● **Selected extract**:

Region: Your thoughts on deposit insurance seem to have evolved. Earlier, you proposed abolishing government deposit insurance, and now you favor a reduced form of deposit insurance somewhat similar to the coinsurance proposal put forward by the Minneapolis Fed. From that I infer that your process to crystallize these ideas is an open one; that you are willing to listen to other points of view and adjust yours if convinced a change could lead to better public policy. Is that correctly put?
Hoskins: Yes. I would agree with that statement, but I would perhaps say it somewhat differently. In principle, I'm in favor of eliminating deposit insurance for the reasons I have suggested above because I think it leads to many distortions. Particularly in capitalist economies with very efficient financial markets, it leads to major distortions. There are better ways to contain systemic risk. In principle, I would still look to private sectors to manage potential systemic risk as opposed to using a government safety net. I find no government guarantee program that is currently doing very well and I can start with the farm credit system or student loans or the government guarantee of pension plans. All of those seem to have the same flaw as deposit insurance. In practice, I think one has to deal with what's doable. And as the legislation on deposit insurance has come forth, it is important to be able to adjust our position and pick the best of the lot: try to shape the legislation. And in that sense, clearly my thinking has evolved. I'm very open to alternative ways to manage this problem of deposit insurance, and the Minneapolis Fed probably had an impact on my thinking and raised the issue of coinsurance very clearly and made a very strong case for it. When I talk about limiting insurance, I now include coinsurance as one mechanism for doing just that.

● **Problem to solve**: Continue the deposit insurance interview from the point where it stops. The material has no connection to the deposit insurance interview.

● **Material provided**:
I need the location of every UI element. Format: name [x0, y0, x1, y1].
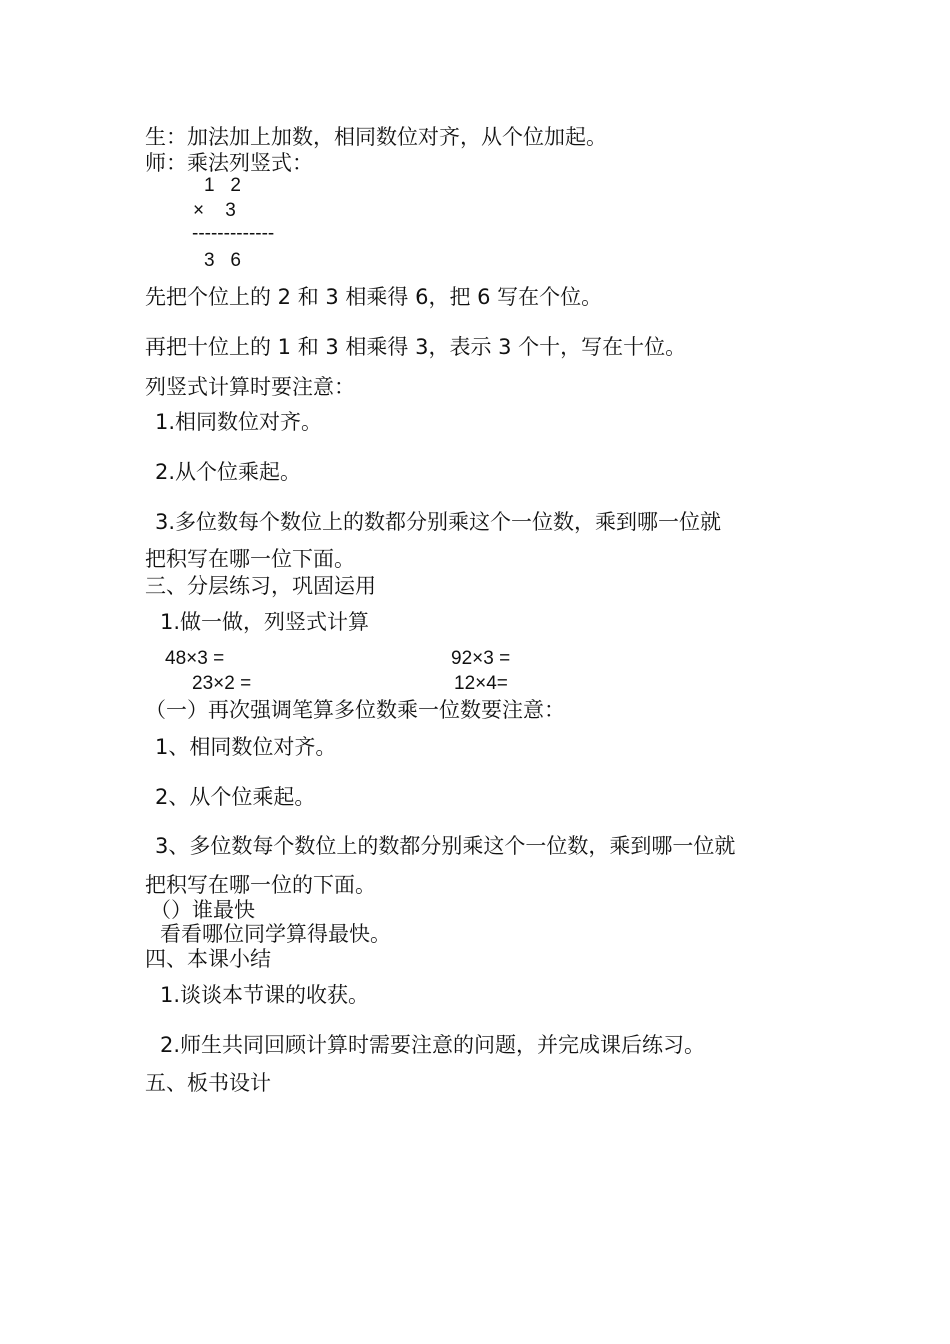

● **The result**:
Region: On a political economy continuum ranging from libertarian to statist, you, with your free market orientation, would fall well toward the libertarian pole. You speak to many groups including some who are similarly oriented toward libertarian thinking. Do you get the best reception from the free marketeers?
Hoskins: When I speak to free market groups, I get a favorable reception, but it's more a base of like-minded people simply agreeing with me. I don't find that as interesting or as useful in some sense as presenting these ideas to people who do not agree with them or who have not considered them. The job is to educate and to influence them. I get a great deal of enjoyment out of debating these issues with various representative trade groups, bankers and the public at large. I think it's important to take public positions, to discuss ideas, and try to persuade people that, in fact, there's some merit in your thought. I'll give you an example. Next month I'll be going out to talk with the IBAA (Independent Bankers Association of America) at their annual meeting in Las Vegas. The IBAA has come out clearly and strongly against any form of deposit insurance reform, and I look at this as an opportunity to make my case with them and at least give them the opportunity to hear another view. I commend them for their willingness to include me in their program.
Region: I can see you've warmed to the challenge. If you seem to have an affinity with the free market group and not so much with the others, do you think that puts you at risk of being considered an ideologue?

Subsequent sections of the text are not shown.